**DATA LISTING**:
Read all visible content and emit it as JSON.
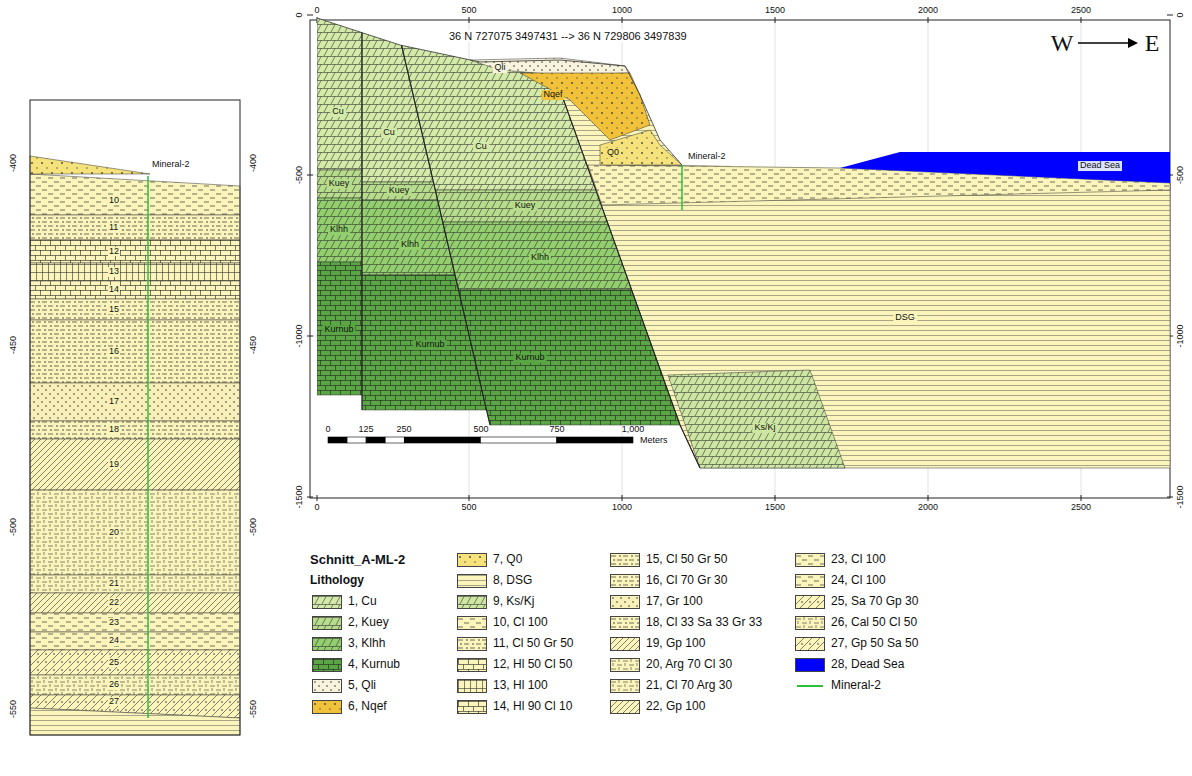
{
  "diagram": {
    "nodes": [
      {
        "text": [
          "10"
        ]
      },
      {
        "text": [
          "11"
        ]
      },
      {
        "text": [
          "12"
        ]
      },
      {
        "text": [
          "13"
        ]
      },
      {
        "text": [
          "14"
        ]
      },
      {
        "text": [
          "15"
        ]
      },
      {
        "text": [
          "16"
        ]
      },
      {
        "text": [
          "17"
        ]
      },
      {
        "text": [
          "18"
        ]
      },
      {
        "text": [
          "19"
        ]
      },
      {
        "text": [
          "20"
        ]
      },
      {
        "text": [
          "21"
        ]
      },
      {
        "text": [
          "22"
        ]
      },
      {
        "text": [
          "23"
        ]
      },
      {
        "text": [
          "24"
        ]
      },
      {
        "text": [
          "25"
        ]
      },
      {
        "text": [
          "26"
        ]
      },
      {
        "text": [
          "27"
        ]
      }
    ],
    "labels": [
      "-400",
      "-450",
      "-500",
      "-550",
      "-400",
      "-450",
      "-500",
      "-550",
      "Mineral-2",
      "0",
      "500",
      "1000",
      "1500",
      "2000",
      "2500",
      "0",
      "500",
      "1000",
      "1500",
      "2000",
      "2500",
      "0",
      "-500",
      "-1000",
      "-1500",
      "0",
      "-500",
      "-1000",
      "-1500",
      "36 N 727075 3497431 --> 36 N 729806 3497839",
      "W",
      "E",
      "Cu",
      "Cu",
      "Cu",
      "Qli",
      "Nqef",
      "Q0",
      "Mineral-2",
      "Dead Sea",
      "Kuey",
      "Kuey",
      "Kuey",
      "Klhh",
      "Klhh",
      "Klhh",
      "Kurnub",
      "Kurnub",
      "Kurnub",
      "DSG",
      "Ks/Kj",
      "0",
      "125",
      "250",
      "500",
      "750",
      "1,000",
      "Meters",
      "Schnitt_A-ML-2",
      "Lithology"
    ],
    "legend": [
      {
        "text": "1, Cu",
        "color": "#d3eaa8"
      },
      {
        "text": "2, Kuey",
        "color": "#b7dc8c"
      },
      {
        "text": "3, Klhh",
        "color": "#93cf6e"
      },
      {
        "text": "4, Kurnub",
        "color": "#5aa644"
      },
      {
        "text": "5, Qli",
        "color": "#f7f3dc"
      },
      {
        "text": "6, Nqef",
        "color": "#f2c13a"
      },
      {
        "text": "7, Q0",
        "color": "#f6e27a"
      },
      {
        "text": "8, DSG",
        "color": "#fbf5bc"
      },
      {
        "text": "9, Ks/Kj",
        "color": "#cde7a2"
      },
      {
        "text": "10, Cl 100",
        "color": "#fbf5bc"
      },
      {
        "text": "11, Cl 50 Gr 50",
        "color": "#fbf5bc"
      },
      {
        "text": "12, Hl 50 Cl 50",
        "color": "#fbf5bc"
      },
      {
        "text": "13, Hl 100",
        "color": "#fbf5bc"
      },
      {
        "text": "14, Hl 90 Cl 10",
        "color": "#fbf5bc"
      },
      {
        "text": "15, Cl 50 Gr 50",
        "color": "#fbf5bc"
      },
      {
        "text": "16, Cl 70 Gr 30",
        "color": "#fbf5bc"
      },
      {
        "text": "17, Gr 100",
        "color": "#f9efb8"
      },
      {
        "text": "18, Cl 33 Sa 33 Gr 33",
        "color": "#fbf5bc"
      },
      {
        "text": "19, Gp 100",
        "color": "#fbf5bc"
      },
      {
        "text": "20, Arg 70 Cl 30",
        "color": "#fbf5bc"
      },
      {
        "text": "21, Cl 70 Arg 30",
        "color": "#fbf5bc"
      },
      {
        "text": "22, Gp 100",
        "color": "#fbf5bc"
      },
      {
        "text": "23, Cl 100",
        "color": "#fbf5bc"
      },
      {
        "text": "24, Cl 100",
        "color": "#fbf5bc"
      },
      {
        "text": "25, Sa 70 Gp 30",
        "color": "#fbf5bc"
      },
      {
        "text": "26, Cal 50 Cl 50",
        "color": "#fbf5bc"
      },
      {
        "text": "27, Gp 50 Sa 50",
        "color": "#fbf5bc"
      },
      {
        "text": "28, Dead Sea",
        "color": "#0000ff"
      },
      {
        "text": "Mineral-2"
      }
    ]
  }
}
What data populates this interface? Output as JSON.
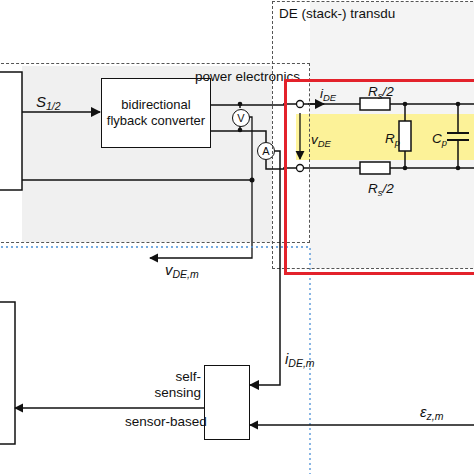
{
  "diagram": {
    "nodes": [
      {
        "text": [
          "power electronics"
        ]
      },
      {
        "text": [
          "DE (stack-) transdu"
        ]
      },
      {
        "text": [
          "bidirectional flyback converter"
        ],
        "in": 0
      },
      {
        "text": [
          "V"
        ],
        "in": 0
      },
      {
        "text": [
          "A"
        ],
        "in": 0
      },
      {
        "text": [
          "iDE",
          "vDE",
          "Rs/2",
          "Rp",
          "Cp",
          "Rs/2"
        ],
        "in": 1
      },
      {
        "text": [
          "self- sensing",
          "sensor-based"
        ]
      }
    ],
    "edges": [
      {
        "from": 2,
        "to": 5,
        "arrow": "none"
      },
      {
        "from": 2,
        "to": 4,
        "arrow": "none"
      },
      {
        "from": 4,
        "to": 5,
        "arrow": "none"
      },
      {
        "from": 4,
        "to": 6,
        "arrow": "to",
        "label": "iDE,m"
      }
    ],
    "labels": [
      "S1/2",
      "vDE,m",
      "εz,m"
    ]
  }
}
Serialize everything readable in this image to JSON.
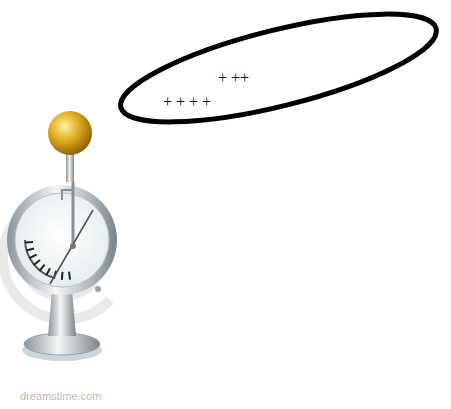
{
  "diagram": {
    "nodes": [
      {
        "text": [
          "+ ++",
          "+ + + +"
        ]
      }
    ],
    "labels": [
      "dreamstime.com"
    ]
  }
}
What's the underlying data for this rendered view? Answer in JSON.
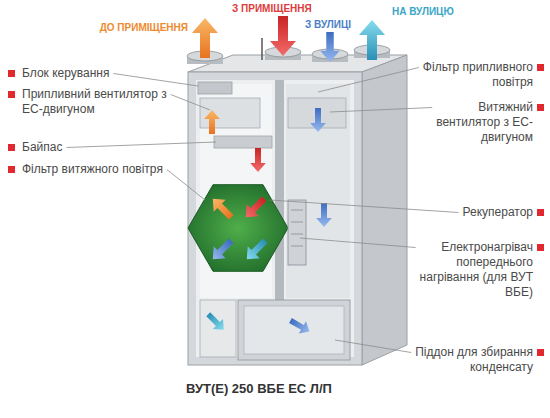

**GIVEN TASK**:
Leave out all images, then reproduce the entries above exactly.

**TASK ANSWER**:
Read all visible content and emit it as JSON.
{
  "diagram": {
    "nodes": [
      {
        "text": [
          "10"
        ]
      },
      {
        "text": [
          "11"
        ]
      },
      {
        "text": [
          "12"
        ]
      },
      {
        "text": [
          "13"
        ]
      },
      {
        "text": [
          "14"
        ]
      },
      {
        "text": [
          "15"
        ]
      },
      {
        "text": [
          "16"
        ]
      },
      {
        "text": [
          "17"
        ]
      },
      {
        "text": [
          "18"
        ]
      },
      {
        "text": [
          "19"
        ]
      },
      {
        "text": [
          "20"
        ]
      },
      {
        "text": [
          "21"
        ]
      },
      {
        "text": [
          "22"
        ]
      },
      {
        "text": [
          "23"
        ]
      },
      {
        "text": [
          "24"
        ]
      },
      {
        "text": [
          "25"
        ]
      },
      {
        "text": [
          "26"
        ]
      },
      {
        "text": [
          "27"
        ]
      }
    ],
    "labels": [
      "-400",
      "-450",
      "-500",
      "-550",
      "-400",
      "-450",
      "-500",
      "-550",
      "Mineral-2",
      "0",
      "500",
      "1000",
      "1500",
      "2000",
      "2500",
      "0",
      "500",
      "1000",
      "1500",
      "2000",
      "2500",
      "0",
      "-500",
      "-1000",
      "-1500",
      "0",
      "-500",
      "-1000",
      "-1500",
      "36 N 727075 3497431 --> 36 N 729806 3497839",
      "W",
      "E",
      "Cu",
      "Cu",
      "Cu",
      "Qli",
      "Nqef",
      "Q0",
      "Mineral-2",
      "Dead Sea",
      "Kuey",
      "Kuey",
      "Kuey",
      "Klhh",
      "Klhh",
      "Klhh",
      "Kurnub",
      "Kurnub",
      "Kurnub",
      "DSG",
      "Ks/Kj",
      "0",
      "125",
      "250",
      "500",
      "750",
      "1,000",
      "Meters",
      "Schnitt_A-ML-2",
      "Lithology"
    ],
    "legend": [
      {
        "text": "1, Cu",
        "color": "#d3eaa8"
      },
      {
        "text": "2, Kuey",
        "color": "#b7dc8c"
      },
      {
        "text": "3, Klhh",
        "color": "#93cf6e"
      },
      {
        "text": "4, Kurnub",
        "color": "#5aa644"
      },
      {
        "text": "5, Qli",
        "color": "#f7f3dc"
      },
      {
        "text": "6, Nqef",
        "color": "#f2c13a"
      },
      {
        "text": "7, Q0",
        "color": "#f6e27a"
      },
      {
        "text": "8, DSG",
        "color": "#fbf5bc"
      },
      {
        "text": "9, Ks/Kj",
        "color": "#cde7a2"
      },
      {
        "text": "10, Cl 100",
        "color": "#fbf5bc"
      },
      {
        "text": "11, Cl 50 Gr 50",
        "color": "#fbf5bc"
      },
      {
        "text": "12, Hl 50 Cl 50",
        "color": "#fbf5bc"
      },
      {
        "text": "13, Hl 100",
        "color": "#fbf5bc"
      },
      {
        "text": "14, Hl 90 Cl 10",
        "color": "#fbf5bc"
      },
      {
        "text": "15, Cl 50 Gr 50",
        "color": "#fbf5bc"
      },
      {
        "text": "16, Cl 70 Gr 30",
        "color": "#fbf5bc"
      },
      {
        "text": "17, Gr 100",
        "color": "#f9efb8"
      },
      {
        "text": "18, Cl 33 Sa 33 Gr 33",
        "color": "#fbf5bc"
      },
      {
        "text": "19, Gp 100",
        "color": "#fbf5bc"
      },
      {
        "text": "20, Arg 70 Cl 30",
        "color": "#fbf5bc"
      },
      {
        "text": "21, Cl 70 Arg 30",
        "color": "#fbf5bc"
      },
      {
        "text": "22, Gp 100",
        "color": "#fbf5bc"
      },
      {
        "text": "23, Cl 100",
        "color": "#fbf5bc"
      },
      {
        "text": "24, Cl 100",
        "color": "#fbf5bc"
      },
      {
        "text": "25, Sa 70 Gp 30",
        "color": "#fbf5bc"
      },
      {
        "text": "26, Cal 50 Cl 50",
        "color": "#fbf5bc"
      },
      {
        "text": "27, Gp 50 Sa 50",
        "color": "#fbf5bc"
      },
      {
        "text": "28, Dead Sea",
        "color": "#0000ff"
      },
      {
        "text": "Mineral-2"
      }
    ]
  }
}
What data populates this interface? Output as JSON.
{
  "diagram": {
    "nodes": [
      {
        "text": [
          "power electronics"
        ]
      },
      {
        "text": [
          "DE (stack-) transdu"
        ]
      },
      {
        "text": [
          "bidirectional flyback converter"
        ],
        "in": 0
      },
      {
        "text": [
          "V"
        ],
        "in": 0
      },
      {
        "text": [
          "A"
        ],
        "in": 0
      },
      {
        "text": [
          "iDE",
          "vDE",
          "Rs/2",
          "Rp",
          "Cp",
          "Rs/2"
        ],
        "in": 1
      },
      {
        "text": [
          "self- sensing",
          "sensor-based"
        ]
      }
    ],
    "edges": [
      {
        "from": 2,
        "to": 5,
        "arrow": "none"
      },
      {
        "from": 2,
        "to": 4,
        "arrow": "none"
      },
      {
        "from": 4,
        "to": 5,
        "arrow": "none"
      },
      {
        "from": 4,
        "to": 6,
        "arrow": "to",
        "label": "iDE,m"
      }
    ],
    "labels": [
      "S1/2",
      "vDE,m",
      "εz,m"
    ]
  }
}
Serialize everything readable in this image to JSON.
{
  "diagram": {
    "nodes": [
      {
        "text": [
          "+ ++",
          "+ + + +"
        ]
      }
    ],
    "labels": [
      "dreamstime.com"
    ]
  }
}
What's the underlying data for this rendered view? Answer in JSON.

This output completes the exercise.